**WORK REQUIRED**
Transcribe all the entries word for word, omitting any pictures they contain.

**GIVEN INFORMATION**
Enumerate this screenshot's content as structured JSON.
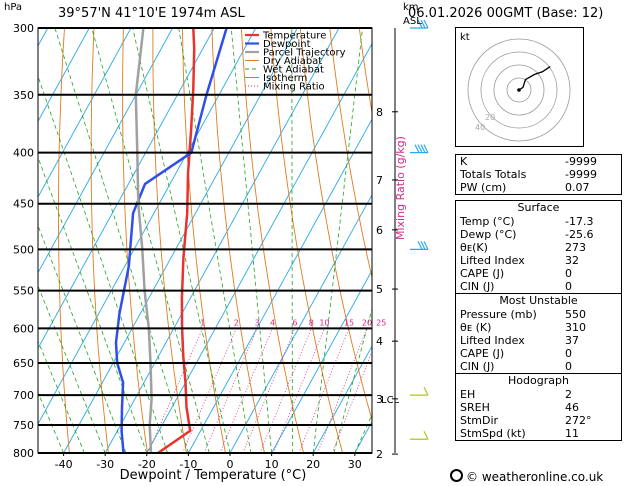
{
  "header": {
    "location": "39°57'N  41°10'E  1974m  ASL",
    "datetime": "06.01.2026  00GMT  (Base: 12)",
    "unit_pressure": "hPa",
    "unit_km": "km",
    "unit_asl": "ASL"
  },
  "chart_data": {
    "type": "line",
    "title": "",
    "xlabel": "Dewpoint / Temperature (°C)",
    "ylabel": "hPa",
    "y2label": "Mixing Ratio (g/kg)",
    "xlim": [
      -47,
      34
    ],
    "ylim": [
      800,
      300
    ],
    "y_scale": "log",
    "x_ticks": [
      -40,
      -30,
      -20,
      -10,
      0,
      10,
      20,
      30
    ],
    "pressure_levels": [
      300,
      350,
      400,
      450,
      500,
      550,
      600,
      650,
      700,
      750,
      800
    ],
    "km_ticks": [
      {
        "km": "8",
        "p": 364
      },
      {
        "km": "7",
        "p": 426
      },
      {
        "km": "6",
        "p": 478
      },
      {
        "km": "5",
        "p": 548
      },
      {
        "km": "4",
        "p": 618
      },
      {
        "km": "3",
        "p": 706
      },
      {
        "km": "2",
        "p": 802
      }
    ],
    "lcl": {
      "label": "LCL",
      "p": 706
    },
    "mixing_ratio_labels": [
      "1",
      "2",
      "3",
      "4",
      "6",
      "8",
      "10",
      "15",
      "20",
      "25"
    ],
    "mixing_ratio_values": [
      1,
      2,
      3,
      4,
      6,
      8,
      10,
      15,
      20,
      25
    ],
    "legend": [
      "Temperature",
      "Dewpoint",
      "Parcel Trajectory",
      "Dry Adiabat",
      "Wet Adiabat",
      "Isotherm",
      "Mixing Ratio"
    ],
    "legend_position": "top-center",
    "colors": {
      "temperature": "#e8322c",
      "dewpoint": "#2f4fe8",
      "parcel": "#a0a0a0",
      "dry_adiabat": "#e07b1e",
      "wet_adiabat": "#1ea51e",
      "isotherm": "#29a9e8",
      "mixing_ratio": "#d6298c"
    },
    "series": [
      {
        "name": "Temperature",
        "points": [
          [
            -17.3,
            800
          ],
          [
            -12.5,
            760
          ],
          [
            -16.5,
            720
          ],
          [
            -20,
            680
          ],
          [
            -24,
            640
          ],
          [
            -28,
            600
          ],
          [
            -32,
            560
          ],
          [
            -37,
            510
          ],
          [
            -42,
            460
          ],
          [
            -47,
            420
          ],
          [
            -52,
            380
          ],
          [
            -57,
            345
          ],
          [
            -62,
            315
          ],
          [
            -65,
            300
          ]
        ]
      },
      {
        "name": "Dewpoint",
        "points": [
          [
            -25.6,
            800
          ],
          [
            -29,
            760
          ],
          [
            -32,
            720
          ],
          [
            -35,
            680
          ],
          [
            -39,
            650
          ],
          [
            -42,
            620
          ],
          [
            -45,
            580
          ],
          [
            -49,
            520
          ],
          [
            -55,
            460
          ],
          [
            -56,
            430
          ],
          [
            -49,
            400
          ],
          [
            -53,
            350
          ],
          [
            -57,
            300
          ]
        ]
      },
      {
        "name": "Parcel Trajectory",
        "points": [
          [
            -19,
            800
          ],
          [
            -23,
            750
          ],
          [
            -26,
            706
          ],
          [
            -31,
            650
          ],
          [
            -36,
            600
          ],
          [
            -42,
            550
          ],
          [
            -48,
            500
          ],
          [
            -55,
            450
          ],
          [
            -62,
            400
          ],
          [
            -70,
            350
          ],
          [
            -77,
            300
          ]
        ]
      }
    ],
    "wind_barbs": [
      {
        "p": 300,
        "speed_kt": 30
      },
      {
        "p": 400,
        "speed_kt": 35
      },
      {
        "p": 500,
        "speed_kt": 30
      },
      {
        "p": 700,
        "speed_kt": 10
      },
      {
        "p": 775,
        "speed_kt": 5
      }
    ],
    "hodograph": {
      "label": "kt",
      "ring_labels": [
        "20",
        "40"
      ],
      "points": [
        [
          0,
          0
        ],
        [
          3,
          2
        ],
        [
          5,
          8
        ],
        [
          12,
          12
        ],
        [
          18,
          14
        ],
        [
          24,
          18
        ]
      ]
    }
  },
  "indices": {
    "top": [
      {
        "label": "K",
        "value": "-9999"
      },
      {
        "label": "Totals Totals",
        "value": "-9999"
      },
      {
        "label": "PW (cm)",
        "value": "0.07"
      }
    ],
    "surface": {
      "title": "Surface",
      "rows": [
        {
          "label": "Temp (°C)",
          "value": "-17.3"
        },
        {
          "label": "Dewp (°C)",
          "value": "-25.6"
        },
        {
          "label": "θᴇ(K)",
          "value": "273"
        },
        {
          "label": "Lifted Index",
          "value": "32"
        },
        {
          "label": "CAPE (J)",
          "value": "0"
        },
        {
          "label": "CIN (J)",
          "value": "0"
        }
      ]
    },
    "most_unstable": {
      "title": "Most Unstable",
      "rows": [
        {
          "label": "Pressure (mb)",
          "value": "550"
        },
        {
          "label": "θᴇ (K)",
          "value": "310"
        },
        {
          "label": "Lifted Index",
          "value": "37"
        },
        {
          "label": "CAPE (J)",
          "value": "0"
        },
        {
          "label": "CIN (J)",
          "value": "0"
        }
      ]
    },
    "hodograph": {
      "title": "Hodograph",
      "rows": [
        {
          "label": "EH",
          "value": "2"
        },
        {
          "label": "SREH",
          "value": "46"
        },
        {
          "label": "StmDir",
          "value": "272°"
        },
        {
          "label": "StmSpd (kt)",
          "value": "11"
        }
      ]
    }
  },
  "footer": {
    "copyright": "© weatheronline.co.uk"
  }
}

**THE RESPONSE**
Enumerate this screenshot's content as structured JSON.
{
  "header": {
    "location": "39°57'N  41°10'E  1974m  ASL",
    "datetime": "06.01.2026  00GMT  (Base: 12)",
    "unit_pressure": "hPa",
    "unit_km": "km",
    "unit_asl": "ASL"
  },
  "chart_data": {
    "type": "line",
    "title": "",
    "xlabel": "Dewpoint / Temperature (°C)",
    "ylabel": "hPa",
    "y2label": "Mixing Ratio (g/kg)",
    "xlim": [
      -47,
      34
    ],
    "ylim": [
      800,
      300
    ],
    "y_scale": "log",
    "x_ticks": [
      -40,
      -30,
      -20,
      -10,
      0,
      10,
      20,
      30
    ],
    "pressure_levels": [
      300,
      350,
      400,
      450,
      500,
      550,
      600,
      650,
      700,
      750,
      800
    ],
    "km_ticks": [
      {
        "km": "8",
        "p": 364
      },
      {
        "km": "7",
        "p": 426
      },
      {
        "km": "6",
        "p": 478
      },
      {
        "km": "5",
        "p": 548
      },
      {
        "km": "4",
        "p": 618
      },
      {
        "km": "3",
        "p": 706
      },
      {
        "km": "2",
        "p": 802
      }
    ],
    "lcl": {
      "label": "LCL",
      "p": 706
    },
    "mixing_ratio_labels": [
      "1",
      "2",
      "3",
      "4",
      "6",
      "8",
      "10",
      "15",
      "20",
      "25"
    ],
    "mixing_ratio_values": [
      1,
      2,
      3,
      4,
      6,
      8,
      10,
      15,
      20,
      25
    ],
    "legend": [
      "Temperature",
      "Dewpoint",
      "Parcel Trajectory",
      "Dry Adiabat",
      "Wet Adiabat",
      "Isotherm",
      "Mixing Ratio"
    ],
    "legend_position": "top-center",
    "colors": {
      "temperature": "#e8322c",
      "dewpoint": "#2f4fe8",
      "parcel": "#a0a0a0",
      "dry_adiabat": "#e07b1e",
      "wet_adiabat": "#1ea51e",
      "isotherm": "#29a9e8",
      "mixing_ratio": "#d6298c"
    },
    "series": [
      {
        "name": "Temperature",
        "points": [
          [
            -17.3,
            800
          ],
          [
            -12.5,
            760
          ],
          [
            -16.5,
            720
          ],
          [
            -20,
            680
          ],
          [
            -24,
            640
          ],
          [
            -28,
            600
          ],
          [
            -32,
            560
          ],
          [
            -37,
            510
          ],
          [
            -42,
            460
          ],
          [
            -47,
            420
          ],
          [
            -52,
            380
          ],
          [
            -57,
            345
          ],
          [
            -62,
            315
          ],
          [
            -65,
            300
          ]
        ]
      },
      {
        "name": "Dewpoint",
        "points": [
          [
            -25.6,
            800
          ],
          [
            -29,
            760
          ],
          [
            -32,
            720
          ],
          [
            -35,
            680
          ],
          [
            -39,
            650
          ],
          [
            -42,
            620
          ],
          [
            -45,
            580
          ],
          [
            -49,
            520
          ],
          [
            -55,
            460
          ],
          [
            -56,
            430
          ],
          [
            -49,
            400
          ],
          [
            -53,
            350
          ],
          [
            -57,
            300
          ]
        ]
      },
      {
        "name": "Parcel Trajectory",
        "points": [
          [
            -19,
            800
          ],
          [
            -23,
            750
          ],
          [
            -26,
            706
          ],
          [
            -31,
            650
          ],
          [
            -36,
            600
          ],
          [
            -42,
            550
          ],
          [
            -48,
            500
          ],
          [
            -55,
            450
          ],
          [
            -62,
            400
          ],
          [
            -70,
            350
          ],
          [
            -77,
            300
          ]
        ]
      }
    ],
    "wind_barbs": [
      {
        "p": 300,
        "speed_kt": 30
      },
      {
        "p": 400,
        "speed_kt": 35
      },
      {
        "p": 500,
        "speed_kt": 30
      },
      {
        "p": 700,
        "speed_kt": 10
      },
      {
        "p": 775,
        "speed_kt": 5
      }
    ],
    "hodograph": {
      "label": "kt",
      "ring_labels": [
        "20",
        "40"
      ],
      "points": [
        [
          0,
          0
        ],
        [
          3,
          2
        ],
        [
          5,
          8
        ],
        [
          12,
          12
        ],
        [
          18,
          14
        ],
        [
          24,
          18
        ]
      ]
    }
  },
  "indices": {
    "top": [
      {
        "label": "K",
        "value": "-9999"
      },
      {
        "label": "Totals Totals",
        "value": "-9999"
      },
      {
        "label": "PW (cm)",
        "value": "0.07"
      }
    ],
    "surface": {
      "title": "Surface",
      "rows": [
        {
          "label": "Temp (°C)",
          "value": "-17.3"
        },
        {
          "label": "Dewp (°C)",
          "value": "-25.6"
        },
        {
          "label": "θᴇ(K)",
          "value": "273"
        },
        {
          "label": "Lifted Index",
          "value": "32"
        },
        {
          "label": "CAPE (J)",
          "value": "0"
        },
        {
          "label": "CIN (J)",
          "value": "0"
        }
      ]
    },
    "most_unstable": {
      "title": "Most Unstable",
      "rows": [
        {
          "label": "Pressure (mb)",
          "value": "550"
        },
        {
          "label": "θᴇ (K)",
          "value": "310"
        },
        {
          "label": "Lifted Index",
          "value": "37"
        },
        {
          "label": "CAPE (J)",
          "value": "0"
        },
        {
          "label": "CIN (J)",
          "value": "0"
        }
      ]
    },
    "hodograph": {
      "title": "Hodograph",
      "rows": [
        {
          "label": "EH",
          "value": "2"
        },
        {
          "label": "SREH",
          "value": "46"
        },
        {
          "label": "StmDir",
          "value": "272°"
        },
        {
          "label": "StmSpd (kt)",
          "value": "11"
        }
      ]
    }
  },
  "footer": {
    "copyright": "© weatheronline.co.uk"
  }
}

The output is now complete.